▶ Dataset records:
-*-*-

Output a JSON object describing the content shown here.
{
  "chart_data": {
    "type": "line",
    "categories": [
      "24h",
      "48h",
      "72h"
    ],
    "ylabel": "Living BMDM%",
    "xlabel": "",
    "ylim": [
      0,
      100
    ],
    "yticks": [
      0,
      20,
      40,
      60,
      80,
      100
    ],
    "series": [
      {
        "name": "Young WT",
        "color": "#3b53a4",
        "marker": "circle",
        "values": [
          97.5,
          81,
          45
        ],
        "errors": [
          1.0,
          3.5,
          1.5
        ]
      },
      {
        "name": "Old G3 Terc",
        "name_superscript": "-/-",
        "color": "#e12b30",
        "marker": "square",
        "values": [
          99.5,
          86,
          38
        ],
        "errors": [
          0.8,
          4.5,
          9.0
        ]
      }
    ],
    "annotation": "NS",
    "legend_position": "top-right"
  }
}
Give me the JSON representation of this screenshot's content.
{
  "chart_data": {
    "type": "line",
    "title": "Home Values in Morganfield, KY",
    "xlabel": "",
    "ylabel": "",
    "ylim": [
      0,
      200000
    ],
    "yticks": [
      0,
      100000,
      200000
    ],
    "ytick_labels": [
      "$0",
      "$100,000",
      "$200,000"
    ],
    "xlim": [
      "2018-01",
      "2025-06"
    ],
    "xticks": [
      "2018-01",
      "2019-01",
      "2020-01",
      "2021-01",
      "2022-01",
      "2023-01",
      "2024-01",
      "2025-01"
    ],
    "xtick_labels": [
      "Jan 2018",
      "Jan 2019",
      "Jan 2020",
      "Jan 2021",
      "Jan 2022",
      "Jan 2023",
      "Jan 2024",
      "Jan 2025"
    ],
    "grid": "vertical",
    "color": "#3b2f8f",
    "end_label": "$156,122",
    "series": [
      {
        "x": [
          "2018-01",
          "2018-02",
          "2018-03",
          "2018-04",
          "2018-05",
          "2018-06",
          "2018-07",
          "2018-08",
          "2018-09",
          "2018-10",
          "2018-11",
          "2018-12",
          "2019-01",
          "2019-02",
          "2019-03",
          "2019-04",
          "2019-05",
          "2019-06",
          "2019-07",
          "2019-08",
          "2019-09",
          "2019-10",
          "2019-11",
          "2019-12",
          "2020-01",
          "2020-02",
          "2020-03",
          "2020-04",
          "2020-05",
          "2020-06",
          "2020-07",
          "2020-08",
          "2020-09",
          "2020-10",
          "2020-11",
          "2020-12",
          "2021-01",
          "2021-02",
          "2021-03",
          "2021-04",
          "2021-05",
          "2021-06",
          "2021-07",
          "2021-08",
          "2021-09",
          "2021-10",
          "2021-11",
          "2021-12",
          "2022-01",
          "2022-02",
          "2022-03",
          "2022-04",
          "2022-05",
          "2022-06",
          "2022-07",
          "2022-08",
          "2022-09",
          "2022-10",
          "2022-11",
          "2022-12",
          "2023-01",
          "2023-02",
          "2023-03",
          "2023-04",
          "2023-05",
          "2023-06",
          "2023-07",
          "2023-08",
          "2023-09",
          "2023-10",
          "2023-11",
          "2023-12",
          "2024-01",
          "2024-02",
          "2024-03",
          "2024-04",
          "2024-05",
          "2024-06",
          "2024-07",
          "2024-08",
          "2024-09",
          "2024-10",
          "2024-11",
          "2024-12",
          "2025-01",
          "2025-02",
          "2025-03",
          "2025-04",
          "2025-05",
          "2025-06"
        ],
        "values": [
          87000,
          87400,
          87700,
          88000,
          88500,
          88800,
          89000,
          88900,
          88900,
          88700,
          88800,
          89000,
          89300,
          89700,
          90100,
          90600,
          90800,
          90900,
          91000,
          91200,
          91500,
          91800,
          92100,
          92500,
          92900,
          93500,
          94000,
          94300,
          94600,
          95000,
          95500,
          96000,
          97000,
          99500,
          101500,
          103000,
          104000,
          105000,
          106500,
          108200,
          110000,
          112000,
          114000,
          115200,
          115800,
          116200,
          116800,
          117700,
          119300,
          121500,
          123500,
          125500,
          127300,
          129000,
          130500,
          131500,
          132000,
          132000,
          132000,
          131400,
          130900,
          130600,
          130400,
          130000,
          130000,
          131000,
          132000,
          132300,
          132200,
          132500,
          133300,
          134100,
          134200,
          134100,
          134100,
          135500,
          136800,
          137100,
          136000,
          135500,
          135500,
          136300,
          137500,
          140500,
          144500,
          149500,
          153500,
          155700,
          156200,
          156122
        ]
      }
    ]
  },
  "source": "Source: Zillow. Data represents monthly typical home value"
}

-*-*-

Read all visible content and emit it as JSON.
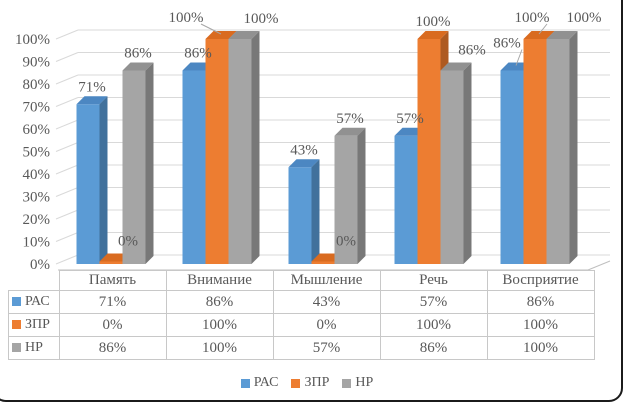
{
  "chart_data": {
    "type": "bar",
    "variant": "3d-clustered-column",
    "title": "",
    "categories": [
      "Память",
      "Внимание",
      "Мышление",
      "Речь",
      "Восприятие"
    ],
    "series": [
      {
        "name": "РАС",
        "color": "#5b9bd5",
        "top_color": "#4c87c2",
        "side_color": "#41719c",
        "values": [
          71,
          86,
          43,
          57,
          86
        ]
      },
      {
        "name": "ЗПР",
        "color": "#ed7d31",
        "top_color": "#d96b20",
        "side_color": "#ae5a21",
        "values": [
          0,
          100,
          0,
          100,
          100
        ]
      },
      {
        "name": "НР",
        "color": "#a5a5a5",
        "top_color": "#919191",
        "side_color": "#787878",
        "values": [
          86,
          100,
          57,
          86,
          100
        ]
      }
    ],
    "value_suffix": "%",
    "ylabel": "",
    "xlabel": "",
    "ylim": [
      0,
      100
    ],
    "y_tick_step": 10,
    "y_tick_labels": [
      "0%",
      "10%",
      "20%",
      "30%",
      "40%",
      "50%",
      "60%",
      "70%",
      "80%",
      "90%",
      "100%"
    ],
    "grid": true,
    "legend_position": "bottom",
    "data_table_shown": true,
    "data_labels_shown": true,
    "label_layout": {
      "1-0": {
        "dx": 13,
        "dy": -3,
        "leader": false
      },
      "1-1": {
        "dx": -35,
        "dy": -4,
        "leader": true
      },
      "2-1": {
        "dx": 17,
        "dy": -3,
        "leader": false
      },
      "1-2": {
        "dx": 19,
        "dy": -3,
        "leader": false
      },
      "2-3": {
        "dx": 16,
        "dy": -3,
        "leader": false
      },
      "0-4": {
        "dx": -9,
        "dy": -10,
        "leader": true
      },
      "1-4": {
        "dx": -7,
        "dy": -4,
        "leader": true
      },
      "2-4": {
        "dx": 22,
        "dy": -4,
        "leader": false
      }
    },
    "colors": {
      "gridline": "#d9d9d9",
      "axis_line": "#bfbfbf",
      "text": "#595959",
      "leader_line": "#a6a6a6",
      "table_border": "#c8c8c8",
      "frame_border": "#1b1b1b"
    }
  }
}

-*-*-

▶ EXERCISE DESCRIPTION: Count each line of the entries that holds the word "title", then state the total and nothing more.

▶ THE REPLY: 2